** start **

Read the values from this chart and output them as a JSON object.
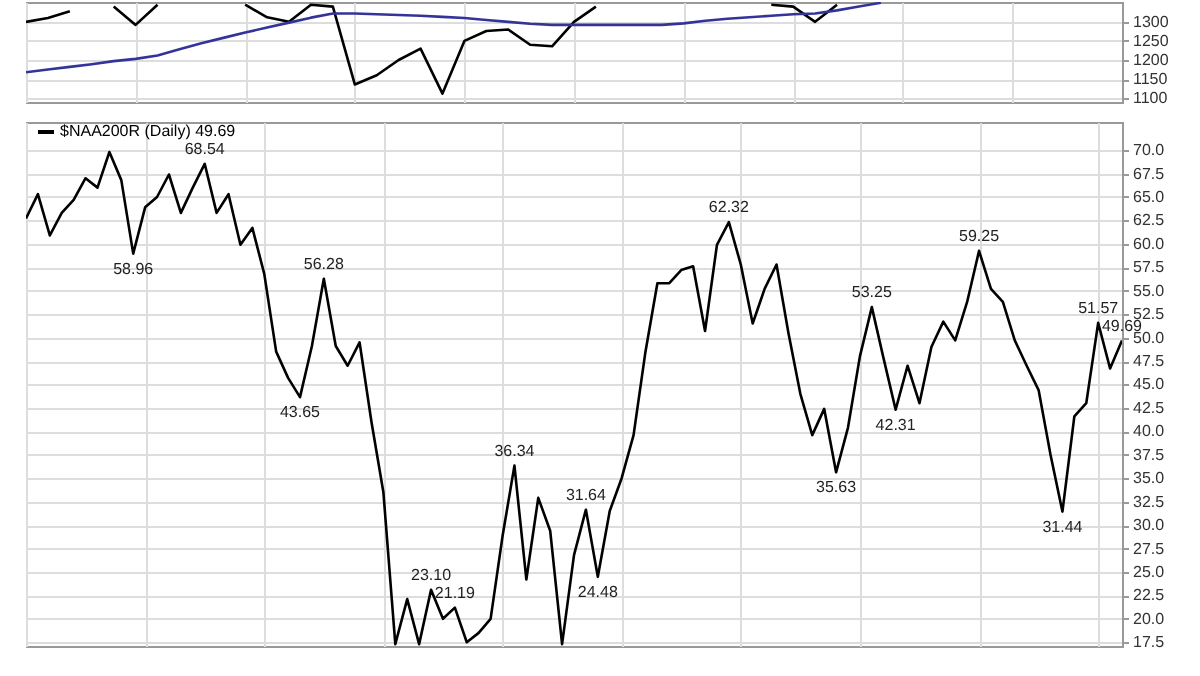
{
  "chart_data": [
    {
      "type": "line",
      "categories": [
        null,
        null,
        null,
        null,
        null,
        null,
        null,
        null,
        null,
        null,
        null,
        null,
        null,
        null,
        null,
        null,
        null,
        null,
        null,
        null,
        null,
        null,
        null,
        null,
        null,
        null,
        null,
        null,
        null,
        null,
        null,
        null,
        null,
        null,
        null,
        null,
        null,
        null,
        null,
        null,
        null,
        null,
        null,
        null,
        null,
        null,
        null,
        null,
        null,
        null,
        null
      ],
      "series": [
        {
          "color": "#000000",
          "values": [
            1300,
            1310,
            1328,
            null,
            1340,
            1292,
            1345,
            null,
            null,
            null,
            1345,
            1312,
            1300,
            1345,
            1340,
            1136,
            1160,
            1200,
            1230,
            1112,
            1250,
            1276,
            1280,
            1240,
            1236,
            1300,
            1340,
            null,
            null,
            null,
            null,
            null,
            null,
            null,
            1345,
            1340,
            1300,
            1345,
            null,
            null,
            null,
            null,
            null,
            null,
            null,
            null,
            null,
            null,
            null,
            null,
            null
          ]
        },
        {
          "color": "#333399",
          "values": [
            1168,
            1175,
            1182,
            1189,
            1197,
            1203,
            1212,
            1228,
            1244,
            1258,
            1272,
            1285,
            1298,
            1311,
            1322,
            1322,
            1320,
            1318,
            1316,
            1313,
            1310,
            1305,
            1300,
            1295,
            1292,
            1292,
            1292,
            1292,
            1292,
            1292,
            1296,
            1303,
            1308,
            1312,
            1316,
            1320,
            1322,
            1330,
            1340,
            1350,
            null,
            null,
            null,
            null,
            null,
            null,
            null,
            null,
            null,
            null,
            null
          ]
        }
      ],
      "ylim": [
        1090,
        1352
      ],
      "yticks": [
        1100,
        1150,
        1200,
        1250,
        1300
      ],
      "grid": true,
      "tick_labels": "y"
    },
    {
      "type": "line",
      "categories": [
        null,
        null,
        null,
        null,
        null,
        null,
        null,
        null,
        null,
        null,
        null,
        null,
        null,
        null,
        null,
        null,
        null,
        null,
        null,
        null,
        null,
        null,
        null,
        null,
        null,
        null,
        null,
        null,
        null,
        null,
        null,
        null,
        null,
        null,
        null,
        null,
        null,
        null,
        null,
        null,
        null,
        null,
        null,
        null,
        null,
        null,
        null,
        null,
        null,
        null,
        null,
        null,
        null,
        null,
        null,
        null,
        null,
        null,
        null,
        null,
        null,
        null,
        null,
        null,
        null,
        null,
        null,
        null,
        null,
        null,
        null,
        null,
        null,
        null,
        null,
        null,
        null,
        null,
        null,
        null,
        null,
        null,
        null,
        null,
        null,
        null,
        null,
        null,
        null,
        null,
        null,
        null,
        null
      ],
      "series": [
        {
          "name": "$NAA200R (Daily) 49.69",
          "color": "#000000",
          "values": [
            62.7,
            65.3,
            60.9,
            63.3,
            64.7,
            67.0,
            66.0,
            69.8,
            66.8,
            58.96,
            63.9,
            65.0,
            67.4,
            63.3,
            66.0,
            68.54,
            63.3,
            65.3,
            59.9,
            61.7,
            56.8,
            48.5,
            45.7,
            43.65,
            49.1,
            56.28,
            49.1,
            47.0,
            49.5,
            41.0,
            33.5,
            17.3,
            22.1,
            17.3,
            23.1,
            20.0,
            21.19,
            17.5,
            18.5,
            20.0,
            28.8,
            36.34,
            24.2,
            32.9,
            29.4,
            17.3,
            26.8,
            31.64,
            24.48,
            31.5,
            35.0,
            39.6,
            48.5,
            55.8,
            55.8,
            57.2,
            57.6,
            50.7,
            59.9,
            62.32,
            57.8,
            51.5,
            55.2,
            57.8,
            50.5,
            44.0,
            39.6,
            42.4,
            35.63,
            40.4,
            48.0,
            53.25,
            47.7,
            42.31,
            47.0,
            43.0,
            49.0,
            51.7,
            49.7,
            53.8,
            59.25,
            55.2,
            53.8,
            49.7,
            47.0,
            44.4,
            37.5,
            31.44,
            41.6,
            43.0,
            51.57,
            46.7,
            49.69
          ],
          "value_labels": [
            null,
            null,
            null,
            null,
            null,
            null,
            null,
            null,
            null,
            "58.96",
            null,
            null,
            null,
            null,
            null,
            "68.54",
            null,
            null,
            null,
            null,
            null,
            null,
            null,
            "43.65",
            null,
            "56.28",
            null,
            null,
            null,
            null,
            null,
            null,
            null,
            null,
            "23.10",
            null,
            "21.19",
            null,
            null,
            null,
            null,
            "36.34",
            null,
            null,
            null,
            null,
            null,
            "31.64",
            "24.48",
            null,
            null,
            null,
            null,
            null,
            null,
            null,
            null,
            null,
            null,
            "62.32",
            null,
            null,
            null,
            null,
            null,
            null,
            null,
            null,
            "35.63",
            null,
            null,
            "53.25",
            null,
            "42.31",
            null,
            null,
            null,
            null,
            null,
            null,
            "59.25",
            null,
            null,
            null,
            null,
            null,
            null,
            "31.44",
            null,
            null,
            "51.57",
            null,
            "49.69"
          ]
        }
      ],
      "ylim": [
        17.1,
        73
      ],
      "yticks": [
        17.5,
        {
          "value": 20,
          "label": "20.0"
        },
        22.5,
        {
          "value": 25,
          "label": "25.0"
        },
        27.5,
        {
          "value": 30,
          "label": "30.0"
        },
        32.5,
        {
          "value": 35,
          "label": "35.0"
        },
        37.5,
        {
          "value": 40,
          "label": "40.0"
        },
        42.5,
        {
          "value": 45,
          "label": "45.0"
        },
        47.5,
        {
          "value": 50,
          "label": "50.0"
        },
        52.5,
        {
          "value": 55,
          "label": "55.0"
        },
        57.5,
        {
          "value": 60,
          "label": "60.0"
        },
        62.5,
        {
          "value": 65,
          "label": "65.0"
        },
        67.5,
        {
          "value": 70,
          "label": "70.0"
        }
      ],
      "grid": true,
      "tick_labels": "y",
      "legend": "top left"
    }
  ]
}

** end **

**Written problem**:
Repeat the data exactly, without the pictures.

**Problem solution**:
Read the values from this chart and output them as a JSON object.
{
  "chart_data": [
    {
      "type": "line",
      "categories": [
        null,
        null,
        null,
        null,
        null,
        null,
        null,
        null,
        null,
        null,
        null,
        null,
        null,
        null,
        null,
        null,
        null,
        null,
        null,
        null,
        null,
        null,
        null,
        null,
        null,
        null,
        null,
        null,
        null,
        null,
        null,
        null,
        null,
        null,
        null,
        null,
        null,
        null,
        null,
        null,
        null,
        null,
        null,
        null,
        null,
        null,
        null,
        null,
        null,
        null,
        null
      ],
      "series": [
        {
          "color": "#000000",
          "values": [
            1300,
            1310,
            1328,
            null,
            1340,
            1292,
            1345,
            null,
            null,
            null,
            1345,
            1312,
            1300,
            1345,
            1340,
            1136,
            1160,
            1200,
            1230,
            1112,
            1250,
            1276,
            1280,
            1240,
            1236,
            1300,
            1340,
            null,
            null,
            null,
            null,
            null,
            null,
            null,
            1345,
            1340,
            1300,
            1345,
            null,
            null,
            null,
            null,
            null,
            null,
            null,
            null,
            null,
            null,
            null,
            null,
            null
          ]
        },
        {
          "color": "#333399",
          "values": [
            1168,
            1175,
            1182,
            1189,
            1197,
            1203,
            1212,
            1228,
            1244,
            1258,
            1272,
            1285,
            1298,
            1311,
            1322,
            1322,
            1320,
            1318,
            1316,
            1313,
            1310,
            1305,
            1300,
            1295,
            1292,
            1292,
            1292,
            1292,
            1292,
            1292,
            1296,
            1303,
            1308,
            1312,
            1316,
            1320,
            1322,
            1330,
            1340,
            1350,
            null,
            null,
            null,
            null,
            null,
            null,
            null,
            null,
            null,
            null,
            null
          ]
        }
      ],
      "ylim": [
        1090,
        1352
      ],
      "yticks": [
        1100,
        1150,
        1200,
        1250,
        1300
      ],
      "grid": true,
      "tick_labels": "y"
    },
    {
      "type": "line",
      "categories": [
        null,
        null,
        null,
        null,
        null,
        null,
        null,
        null,
        null,
        null,
        null,
        null,
        null,
        null,
        null,
        null,
        null,
        null,
        null,
        null,
        null,
        null,
        null,
        null,
        null,
        null,
        null,
        null,
        null,
        null,
        null,
        null,
        null,
        null,
        null,
        null,
        null,
        null,
        null,
        null,
        null,
        null,
        null,
        null,
        null,
        null,
        null,
        null,
        null,
        null,
        null,
        null,
        null,
        null,
        null,
        null,
        null,
        null,
        null,
        null,
        null,
        null,
        null,
        null,
        null,
        null,
        null,
        null,
        null,
        null,
        null,
        null,
        null,
        null,
        null,
        null,
        null,
        null,
        null,
        null,
        null,
        null,
        null,
        null,
        null,
        null,
        null,
        null,
        null,
        null,
        null,
        null,
        null
      ],
      "series": [
        {
          "name": "$NAA200R (Daily) 49.69",
          "color": "#000000",
          "values": [
            62.7,
            65.3,
            60.9,
            63.3,
            64.7,
            67.0,
            66.0,
            69.8,
            66.8,
            58.96,
            63.9,
            65.0,
            67.4,
            63.3,
            66.0,
            68.54,
            63.3,
            65.3,
            59.9,
            61.7,
            56.8,
            48.5,
            45.7,
            43.65,
            49.1,
            56.28,
            49.1,
            47.0,
            49.5,
            41.0,
            33.5,
            17.3,
            22.1,
            17.3,
            23.1,
            20.0,
            21.19,
            17.5,
            18.5,
            20.0,
            28.8,
            36.34,
            24.2,
            32.9,
            29.4,
            17.3,
            26.8,
            31.64,
            24.48,
            31.5,
            35.0,
            39.6,
            48.5,
            55.8,
            55.8,
            57.2,
            57.6,
            50.7,
            59.9,
            62.32,
            57.8,
            51.5,
            55.2,
            57.8,
            50.5,
            44.0,
            39.6,
            42.4,
            35.63,
            40.4,
            48.0,
            53.25,
            47.7,
            42.31,
            47.0,
            43.0,
            49.0,
            51.7,
            49.7,
            53.8,
            59.25,
            55.2,
            53.8,
            49.7,
            47.0,
            44.4,
            37.5,
            31.44,
            41.6,
            43.0,
            51.57,
            46.7,
            49.69
          ],
          "value_labels": [
            null,
            null,
            null,
            null,
            null,
            null,
            null,
            null,
            null,
            "58.96",
            null,
            null,
            null,
            null,
            null,
            "68.54",
            null,
            null,
            null,
            null,
            null,
            null,
            null,
            "43.65",
            null,
            "56.28",
            null,
            null,
            null,
            null,
            null,
            null,
            null,
            null,
            "23.10",
            null,
            "21.19",
            null,
            null,
            null,
            null,
            "36.34",
            null,
            null,
            null,
            null,
            null,
            "31.64",
            "24.48",
            null,
            null,
            null,
            null,
            null,
            null,
            null,
            null,
            null,
            null,
            "62.32",
            null,
            null,
            null,
            null,
            null,
            null,
            null,
            null,
            "35.63",
            null,
            null,
            "53.25",
            null,
            "42.31",
            null,
            null,
            null,
            null,
            null,
            null,
            "59.25",
            null,
            null,
            null,
            null,
            null,
            null,
            "31.44",
            null,
            null,
            "51.57",
            null,
            "49.69"
          ]
        }
      ],
      "ylim": [
        17.1,
        73
      ],
      "yticks": [
        17.5,
        {
          "value": 20,
          "label": "20.0"
        },
        22.5,
        {
          "value": 25,
          "label": "25.0"
        },
        27.5,
        {
          "value": 30,
          "label": "30.0"
        },
        32.5,
        {
          "value": 35,
          "label": "35.0"
        },
        37.5,
        {
          "value": 40,
          "label": "40.0"
        },
        42.5,
        {
          "value": 45,
          "label": "45.0"
        },
        47.5,
        {
          "value": 50,
          "label": "50.0"
        },
        52.5,
        {
          "value": 55,
          "label": "55.0"
        },
        57.5,
        {
          "value": 60,
          "label": "60.0"
        },
        62.5,
        {
          "value": 65,
          "label": "65.0"
        },
        67.5,
        {
          "value": 70,
          "label": "70.0"
        }
      ],
      "grid": true,
      "tick_labels": "y",
      "legend": "top left"
    }
  ]
}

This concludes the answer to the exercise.